THE TASK: Copy whichever lines contain the string "love".

++++ LISTING ++++

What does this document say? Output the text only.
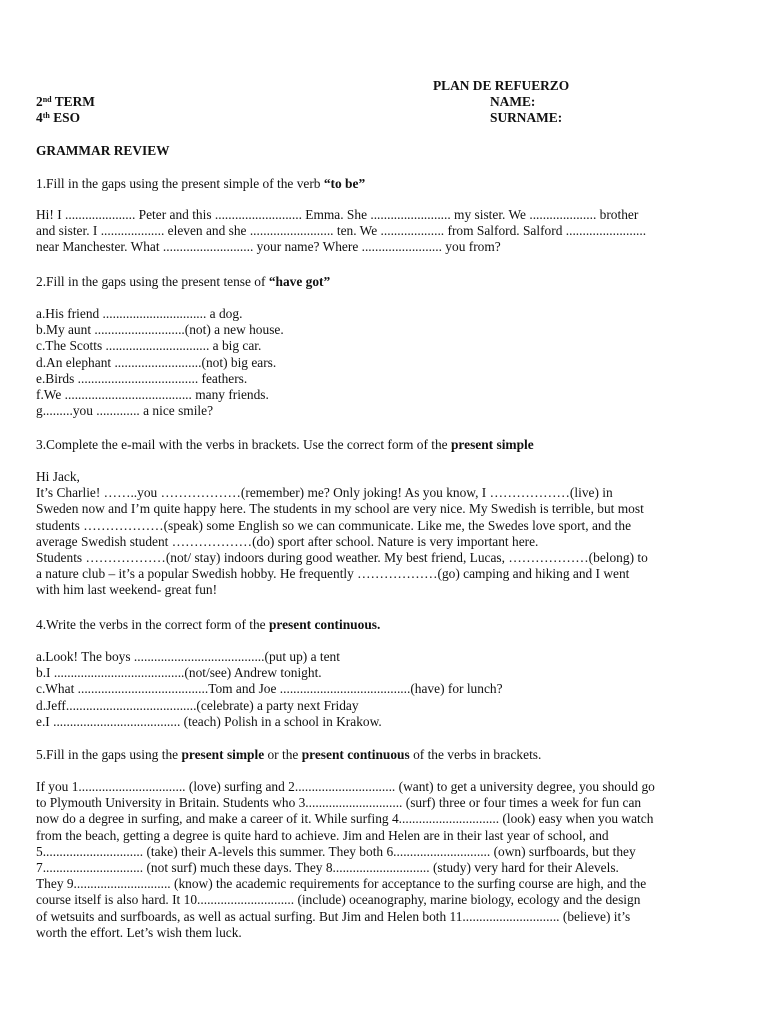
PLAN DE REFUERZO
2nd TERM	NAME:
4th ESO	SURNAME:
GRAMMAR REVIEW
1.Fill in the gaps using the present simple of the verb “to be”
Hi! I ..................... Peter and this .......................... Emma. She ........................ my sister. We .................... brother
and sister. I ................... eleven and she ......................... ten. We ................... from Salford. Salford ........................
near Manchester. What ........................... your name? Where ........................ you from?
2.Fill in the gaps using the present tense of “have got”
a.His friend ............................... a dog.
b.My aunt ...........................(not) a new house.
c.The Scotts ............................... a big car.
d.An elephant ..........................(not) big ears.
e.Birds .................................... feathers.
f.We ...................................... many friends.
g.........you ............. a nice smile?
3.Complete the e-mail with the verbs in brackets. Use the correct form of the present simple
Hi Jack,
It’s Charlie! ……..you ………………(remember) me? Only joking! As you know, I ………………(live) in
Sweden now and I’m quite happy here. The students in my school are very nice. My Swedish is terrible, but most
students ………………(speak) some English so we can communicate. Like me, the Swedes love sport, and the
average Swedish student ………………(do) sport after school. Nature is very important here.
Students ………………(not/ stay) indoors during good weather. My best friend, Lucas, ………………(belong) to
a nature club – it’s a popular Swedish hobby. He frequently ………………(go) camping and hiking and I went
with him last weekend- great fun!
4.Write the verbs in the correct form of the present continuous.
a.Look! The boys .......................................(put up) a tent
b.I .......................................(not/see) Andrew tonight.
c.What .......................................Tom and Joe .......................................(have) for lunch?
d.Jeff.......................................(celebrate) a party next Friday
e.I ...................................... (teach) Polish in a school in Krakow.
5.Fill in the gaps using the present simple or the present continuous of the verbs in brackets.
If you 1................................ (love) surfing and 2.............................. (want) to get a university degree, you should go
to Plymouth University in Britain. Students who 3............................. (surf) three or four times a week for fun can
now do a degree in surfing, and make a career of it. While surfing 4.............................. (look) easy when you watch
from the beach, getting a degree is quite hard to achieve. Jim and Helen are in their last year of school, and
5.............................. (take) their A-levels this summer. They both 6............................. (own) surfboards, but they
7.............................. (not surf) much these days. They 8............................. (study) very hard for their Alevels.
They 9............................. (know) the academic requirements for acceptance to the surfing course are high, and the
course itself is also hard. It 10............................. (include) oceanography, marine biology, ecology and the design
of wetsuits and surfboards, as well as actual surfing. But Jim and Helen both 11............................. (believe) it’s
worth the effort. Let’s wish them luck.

++++
++++ LISTING ++++

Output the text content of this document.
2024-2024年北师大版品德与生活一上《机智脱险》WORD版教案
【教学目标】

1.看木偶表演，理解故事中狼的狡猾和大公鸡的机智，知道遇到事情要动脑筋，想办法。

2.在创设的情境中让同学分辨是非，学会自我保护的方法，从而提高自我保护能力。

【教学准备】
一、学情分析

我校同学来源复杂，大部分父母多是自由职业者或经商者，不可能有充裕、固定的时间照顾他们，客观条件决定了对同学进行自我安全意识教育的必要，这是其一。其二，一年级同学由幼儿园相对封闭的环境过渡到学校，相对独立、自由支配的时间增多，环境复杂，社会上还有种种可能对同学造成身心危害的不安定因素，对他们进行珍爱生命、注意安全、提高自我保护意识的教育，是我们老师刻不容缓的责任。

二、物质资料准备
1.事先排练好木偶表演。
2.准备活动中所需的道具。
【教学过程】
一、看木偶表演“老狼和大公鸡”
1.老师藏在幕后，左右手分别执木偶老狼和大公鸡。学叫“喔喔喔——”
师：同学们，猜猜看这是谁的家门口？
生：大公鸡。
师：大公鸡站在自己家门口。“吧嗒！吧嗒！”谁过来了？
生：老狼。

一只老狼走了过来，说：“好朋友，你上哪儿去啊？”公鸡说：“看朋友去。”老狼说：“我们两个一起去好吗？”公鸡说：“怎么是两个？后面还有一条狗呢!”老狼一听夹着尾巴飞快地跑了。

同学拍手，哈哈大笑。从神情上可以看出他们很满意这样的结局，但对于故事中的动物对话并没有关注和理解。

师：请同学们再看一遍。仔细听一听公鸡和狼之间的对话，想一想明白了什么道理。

++++

CORRECT OUTPUT:
students ………………(speak) some English so we can communicate. Like me, the Swedes love sport, and the
If you 1................................ (love) surfing and 2.............................. (want) to get a university degree, you should go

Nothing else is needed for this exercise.